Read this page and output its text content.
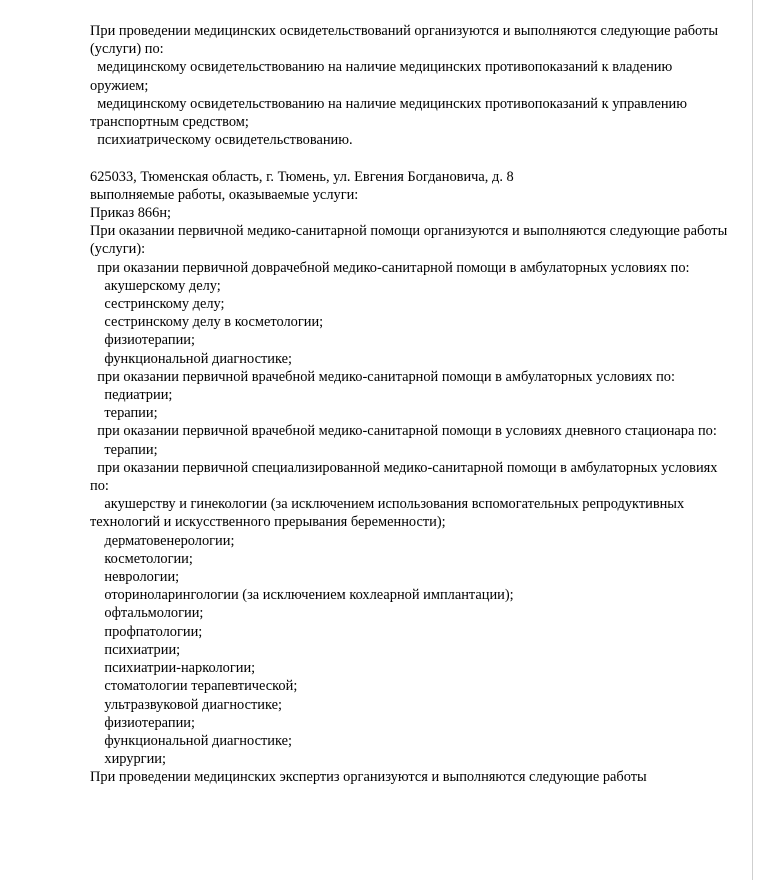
При проведении медицинских освидетельствований организуются и выполняются следующие работы (услуги) по:

медицинскому освидетельствованию на наличие медицинских противопоказаний к владению оружием;

медицинскому освидетельствованию на наличие медицинских противопоказаний к управлению транспортным средством;

психиатрическому освидетельствованию.

625033, Тюменская область, г. Тюмень, ул. Евгения Богдановича, д. 8

выполняемые работы, оказываемые услуги:

Приказ 866н;

При оказании первичной медико-санитарной помощи организуются и выполняются следующие работы (услуги):

при оказании первичной доврачебной медико-санитарной помощи в амбулаторных условиях по:

акушерскому делу;

сестринскому делу;

сестринскому делу в косметологии;

физиотерапии;

функциональной диагностике;

при оказании первичной врачебной медико-санитарной помощи в амбулаторных условиях по:

педиатрии;

терапии;

при оказании первичной врачебной медико-санитарной помощи в условиях дневного стационара по:

терапии;

при оказании первичной специализированной медико-санитарной помощи в амбулаторных условиях по:

акушерству и гинекологии (за исключением использования вспомогательных репродуктивных технологий и искусственного прерывания беременности);

дерматовенерологии;

косметологии;

неврологии;

оториноларингологии (за исключением кохлеарной имплантации);

офтальмологии;

профпатологии;

психиатрии;

психиатрии-наркологии;

стоматологии терапевтической;

ультразвуковой диагностике;

физиотерапии;

функциональной диагностике;

хирургии;

При проведении медицинских экспертиз организуются и выполняются следующие работы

WRITTEN EXERCISE:
Gather all the lines that include the word "исключением" and copy them out.

TASK RESULT:
акушерству и гинекологии (за исключением использования вспомогательных репродуктивных технологий и искусственного прерывания беременности);
оториноларингологии (за исключением кохлеарной имплантации);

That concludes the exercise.